The exercise:
Copy out the lines that have "values" in them.

Given data:
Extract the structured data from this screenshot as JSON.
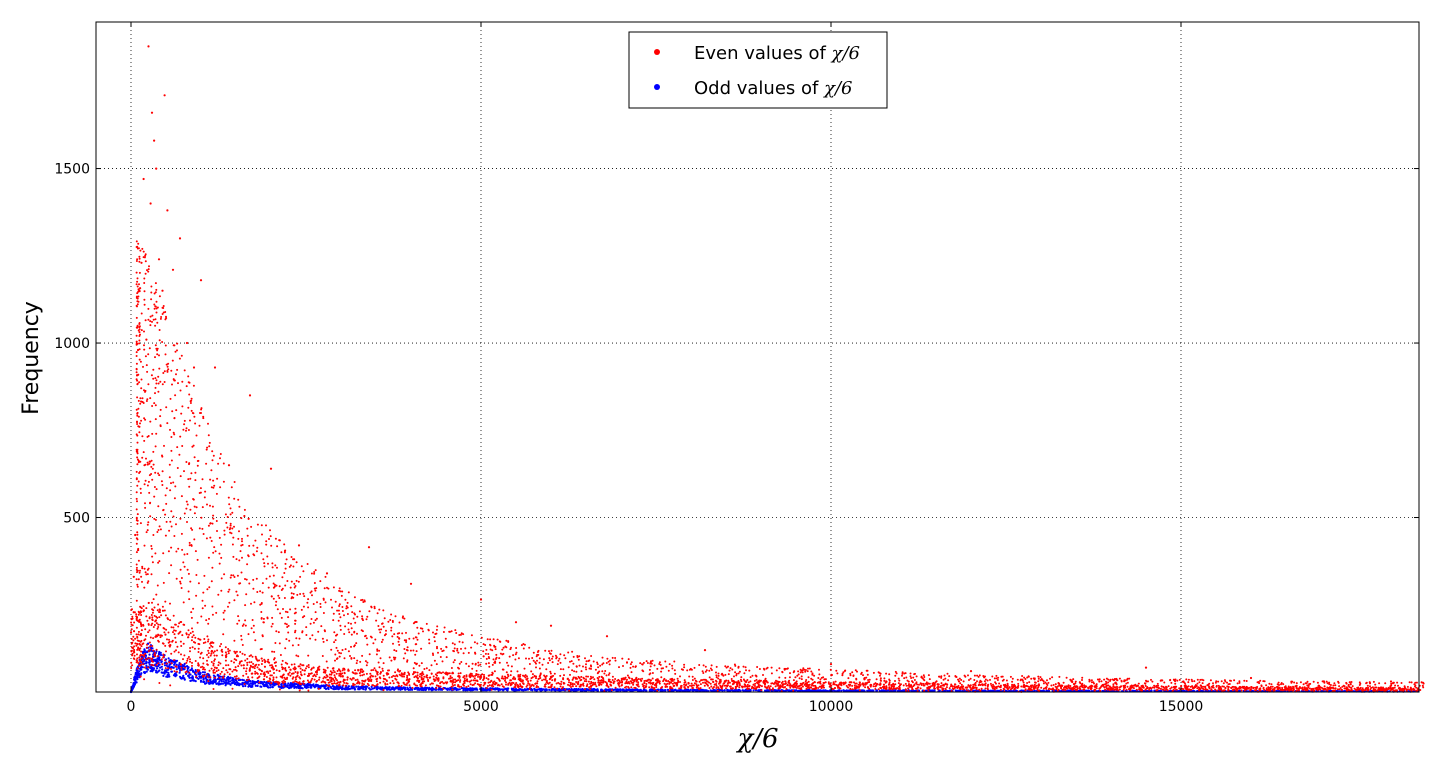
{
  "chart_data": {
    "type": "scatter",
    "title": "",
    "xlabel": "χ/6",
    "ylabel": "Frequency",
    "xlim": [
      -500,
      18400
    ],
    "ylim": [
      0,
      1920
    ],
    "xticks": [
      0,
      5000,
      10000,
      15000
    ],
    "yticks": [
      500,
      1000,
      1500
    ],
    "xtick_labels": [
      "0",
      "5000",
      "10000",
      "15000"
    ],
    "ytick_labels": [
      "500",
      "1000",
      "1500"
    ],
    "grid": true,
    "legend_position": "top-center",
    "series": [
      {
        "name_prefix": "Even values of ",
        "name_math": "χ/6",
        "color": "#ff0000",
        "description_points": [
          [
            40,
            330
          ],
          [
            60,
            450
          ],
          [
            100,
            980
          ],
          [
            120,
            760
          ],
          [
            150,
            1230
          ],
          [
            180,
            1470
          ],
          [
            220,
            1010
          ],
          [
            250,
            1850
          ],
          [
            280,
            1400
          ],
          [
            300,
            1660
          ],
          [
            330,
            1580
          ],
          [
            360,
            1500
          ],
          [
            400,
            1240
          ],
          [
            450,
            1150
          ],
          [
            480,
            1710
          ],
          [
            520,
            1380
          ],
          [
            600,
            1210
          ],
          [
            700,
            1300
          ],
          [
            800,
            1000
          ],
          [
            900,
            930
          ],
          [
            1000,
            1180
          ],
          [
            1200,
            930
          ],
          [
            1400,
            650
          ],
          [
            1700,
            850
          ],
          [
            2000,
            640
          ],
          [
            2400,
            420
          ],
          [
            2800,
            340
          ],
          [
            3400,
            415
          ],
          [
            4000,
            310
          ],
          [
            5000,
            265
          ],
          [
            5500,
            200
          ],
          [
            6000,
            190
          ],
          [
            6800,
            160
          ],
          [
            8200,
            120
          ],
          [
            10000,
            80
          ],
          [
            12000,
            60
          ],
          [
            14500,
            70
          ],
          [
            16000,
            40
          ],
          [
            18000,
            30
          ]
        ],
        "upper_envelope": [
          [
            150,
            1300
          ],
          [
            400,
            1150
          ],
          [
            800,
            930
          ],
          [
            1200,
            720
          ],
          [
            1600,
            560
          ],
          [
            2000,
            460
          ],
          [
            2500,
            370
          ],
          [
            3000,
            300
          ],
          [
            3500,
            250
          ],
          [
            4000,
            210
          ],
          [
            5000,
            160
          ],
          [
            6000,
            125
          ],
          [
            7000,
            100
          ],
          [
            8000,
            85
          ],
          [
            10000,
            65
          ],
          [
            12000,
            50
          ],
          [
            14000,
            40
          ],
          [
            16000,
            33
          ],
          [
            18400,
            28
          ]
        ],
        "lower_band": [
          [
            100,
            160
          ],
          [
            300,
            180
          ],
          [
            600,
            150
          ],
          [
            1000,
            110
          ],
          [
            1500,
            80
          ],
          [
            2000,
            60
          ],
          [
            3000,
            45
          ],
          [
            5000,
            35
          ],
          [
            8000,
            25
          ],
          [
            12000,
            15
          ],
          [
            18400,
            8
          ]
        ]
      },
      {
        "name_prefix": "Odd values of ",
        "name_math": "χ/6",
        "color": "#0000ff",
        "description_points": [
          [
            0,
            0
          ],
          [
            60,
            40
          ],
          [
            120,
            70
          ],
          [
            200,
            100
          ],
          [
            250,
            110
          ],
          [
            350,
            95
          ],
          [
            500,
            80
          ],
          [
            800,
            60
          ],
          [
            1000,
            45
          ],
          [
            1500,
            30
          ],
          [
            2000,
            22
          ],
          [
            3000,
            14
          ],
          [
            4000,
            10
          ],
          [
            6000,
            7
          ],
          [
            8000,
            5
          ],
          [
            10000,
            4
          ],
          [
            14000,
            3
          ],
          [
            18000,
            2
          ]
        ]
      }
    ]
  }
}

Task answer:
        "name_prefix": "Even values of ",
        "name_prefix": "Odd values of ",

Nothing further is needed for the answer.